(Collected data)
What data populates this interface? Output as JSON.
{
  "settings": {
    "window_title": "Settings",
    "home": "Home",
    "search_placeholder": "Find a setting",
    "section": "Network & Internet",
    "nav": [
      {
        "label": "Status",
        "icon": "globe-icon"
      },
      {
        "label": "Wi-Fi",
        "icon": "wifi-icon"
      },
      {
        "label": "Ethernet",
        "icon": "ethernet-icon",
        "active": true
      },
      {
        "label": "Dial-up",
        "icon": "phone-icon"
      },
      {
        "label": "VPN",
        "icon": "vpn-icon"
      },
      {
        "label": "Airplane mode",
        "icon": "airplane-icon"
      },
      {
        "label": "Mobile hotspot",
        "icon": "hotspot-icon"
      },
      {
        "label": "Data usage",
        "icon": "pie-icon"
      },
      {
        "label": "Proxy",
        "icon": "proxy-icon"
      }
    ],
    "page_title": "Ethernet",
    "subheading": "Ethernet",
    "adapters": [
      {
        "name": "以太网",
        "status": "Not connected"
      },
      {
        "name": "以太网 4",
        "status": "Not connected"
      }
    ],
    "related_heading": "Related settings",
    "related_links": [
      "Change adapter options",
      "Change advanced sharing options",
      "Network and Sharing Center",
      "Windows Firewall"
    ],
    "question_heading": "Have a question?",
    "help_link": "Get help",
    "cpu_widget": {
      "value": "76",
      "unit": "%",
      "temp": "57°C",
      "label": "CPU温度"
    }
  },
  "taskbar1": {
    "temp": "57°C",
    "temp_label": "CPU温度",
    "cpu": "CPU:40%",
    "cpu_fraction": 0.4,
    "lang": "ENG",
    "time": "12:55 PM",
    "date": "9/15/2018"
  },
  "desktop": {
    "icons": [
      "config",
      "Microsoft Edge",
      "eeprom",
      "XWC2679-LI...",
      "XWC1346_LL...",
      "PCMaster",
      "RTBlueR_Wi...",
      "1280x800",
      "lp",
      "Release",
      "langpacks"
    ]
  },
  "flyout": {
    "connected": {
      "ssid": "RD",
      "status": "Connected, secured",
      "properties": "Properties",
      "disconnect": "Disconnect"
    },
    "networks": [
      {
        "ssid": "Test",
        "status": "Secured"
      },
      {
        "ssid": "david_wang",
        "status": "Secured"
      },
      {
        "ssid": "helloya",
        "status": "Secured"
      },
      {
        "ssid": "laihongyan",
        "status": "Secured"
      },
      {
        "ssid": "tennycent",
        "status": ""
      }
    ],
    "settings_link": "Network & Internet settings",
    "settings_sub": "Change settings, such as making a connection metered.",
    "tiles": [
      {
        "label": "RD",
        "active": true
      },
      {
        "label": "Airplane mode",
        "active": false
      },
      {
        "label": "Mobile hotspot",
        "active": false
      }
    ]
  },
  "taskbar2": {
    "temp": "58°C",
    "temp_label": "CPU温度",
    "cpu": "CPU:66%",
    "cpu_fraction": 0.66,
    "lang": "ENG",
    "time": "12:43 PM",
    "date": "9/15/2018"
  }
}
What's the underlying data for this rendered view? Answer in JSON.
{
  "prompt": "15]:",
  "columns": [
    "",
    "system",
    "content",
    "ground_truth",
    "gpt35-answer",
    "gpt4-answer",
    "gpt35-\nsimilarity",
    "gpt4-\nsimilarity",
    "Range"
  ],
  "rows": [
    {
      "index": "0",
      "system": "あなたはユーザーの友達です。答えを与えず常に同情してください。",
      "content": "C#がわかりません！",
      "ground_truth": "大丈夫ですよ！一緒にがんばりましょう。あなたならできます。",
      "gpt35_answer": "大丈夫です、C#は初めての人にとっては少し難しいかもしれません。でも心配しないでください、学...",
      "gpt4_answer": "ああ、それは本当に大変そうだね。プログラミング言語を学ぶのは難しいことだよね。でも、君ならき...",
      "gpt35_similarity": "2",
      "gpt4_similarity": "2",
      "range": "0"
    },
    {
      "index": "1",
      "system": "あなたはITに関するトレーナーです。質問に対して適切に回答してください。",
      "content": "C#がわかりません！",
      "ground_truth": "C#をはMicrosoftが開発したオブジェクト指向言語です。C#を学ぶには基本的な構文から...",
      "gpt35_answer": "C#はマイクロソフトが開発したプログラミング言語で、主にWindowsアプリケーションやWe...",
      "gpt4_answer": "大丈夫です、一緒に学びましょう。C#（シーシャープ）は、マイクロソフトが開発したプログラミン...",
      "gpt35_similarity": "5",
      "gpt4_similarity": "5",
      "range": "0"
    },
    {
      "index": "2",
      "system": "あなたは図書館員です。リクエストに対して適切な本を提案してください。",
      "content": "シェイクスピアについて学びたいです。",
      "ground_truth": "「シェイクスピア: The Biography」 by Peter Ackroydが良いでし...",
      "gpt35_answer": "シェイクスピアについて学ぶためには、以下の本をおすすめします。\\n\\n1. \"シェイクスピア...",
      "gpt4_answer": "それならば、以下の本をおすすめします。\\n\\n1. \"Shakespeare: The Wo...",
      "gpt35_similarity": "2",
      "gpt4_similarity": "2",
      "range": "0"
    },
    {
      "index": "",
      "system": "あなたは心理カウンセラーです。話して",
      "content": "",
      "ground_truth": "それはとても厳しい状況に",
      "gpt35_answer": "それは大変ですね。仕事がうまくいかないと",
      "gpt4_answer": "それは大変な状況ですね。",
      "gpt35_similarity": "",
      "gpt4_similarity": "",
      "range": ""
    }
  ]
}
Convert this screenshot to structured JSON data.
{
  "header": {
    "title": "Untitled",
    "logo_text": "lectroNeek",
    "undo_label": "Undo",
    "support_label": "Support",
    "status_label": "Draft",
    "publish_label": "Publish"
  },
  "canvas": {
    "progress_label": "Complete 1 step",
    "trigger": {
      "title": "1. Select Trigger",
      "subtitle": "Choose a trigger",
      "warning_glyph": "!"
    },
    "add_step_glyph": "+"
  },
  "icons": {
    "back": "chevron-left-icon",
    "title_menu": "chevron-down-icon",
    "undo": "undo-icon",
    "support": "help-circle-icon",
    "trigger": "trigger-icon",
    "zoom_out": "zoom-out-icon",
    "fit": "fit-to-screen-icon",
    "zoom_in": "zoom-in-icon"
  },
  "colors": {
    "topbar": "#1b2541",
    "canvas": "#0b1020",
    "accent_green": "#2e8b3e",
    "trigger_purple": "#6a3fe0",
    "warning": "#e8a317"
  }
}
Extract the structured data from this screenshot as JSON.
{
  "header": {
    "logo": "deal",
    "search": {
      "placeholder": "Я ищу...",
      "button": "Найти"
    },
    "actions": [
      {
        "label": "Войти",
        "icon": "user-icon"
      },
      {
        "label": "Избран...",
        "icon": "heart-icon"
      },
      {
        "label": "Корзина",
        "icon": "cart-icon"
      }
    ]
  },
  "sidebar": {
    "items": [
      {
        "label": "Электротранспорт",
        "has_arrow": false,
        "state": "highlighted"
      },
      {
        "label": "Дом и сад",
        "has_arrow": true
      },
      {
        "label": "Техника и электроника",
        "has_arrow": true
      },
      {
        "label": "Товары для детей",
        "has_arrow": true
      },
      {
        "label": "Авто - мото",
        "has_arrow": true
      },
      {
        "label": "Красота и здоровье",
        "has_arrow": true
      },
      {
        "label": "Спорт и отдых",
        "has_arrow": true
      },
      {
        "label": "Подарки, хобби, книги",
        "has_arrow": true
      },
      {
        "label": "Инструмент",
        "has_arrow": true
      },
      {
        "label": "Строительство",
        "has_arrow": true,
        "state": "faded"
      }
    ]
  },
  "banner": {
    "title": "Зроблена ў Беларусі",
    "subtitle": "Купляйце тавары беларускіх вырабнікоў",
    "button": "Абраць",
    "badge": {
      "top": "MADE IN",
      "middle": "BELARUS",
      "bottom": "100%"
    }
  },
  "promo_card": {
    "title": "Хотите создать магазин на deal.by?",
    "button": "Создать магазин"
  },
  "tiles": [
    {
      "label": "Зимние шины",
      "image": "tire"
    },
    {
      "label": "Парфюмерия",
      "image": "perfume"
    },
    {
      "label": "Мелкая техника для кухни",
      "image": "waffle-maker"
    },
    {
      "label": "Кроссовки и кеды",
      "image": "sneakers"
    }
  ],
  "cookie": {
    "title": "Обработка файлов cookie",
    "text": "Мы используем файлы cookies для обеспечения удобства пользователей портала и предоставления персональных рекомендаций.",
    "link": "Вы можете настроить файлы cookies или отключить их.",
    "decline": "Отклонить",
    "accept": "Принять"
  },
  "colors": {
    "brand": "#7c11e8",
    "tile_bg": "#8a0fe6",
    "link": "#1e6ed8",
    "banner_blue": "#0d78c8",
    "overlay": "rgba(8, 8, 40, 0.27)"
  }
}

> [Task brief] Which lines contain the word "What"? Return each of them.

> [Finished task]
What data populates this interface? Output as JSON.
What's the underlying data for this rendered view? Answer in JSON.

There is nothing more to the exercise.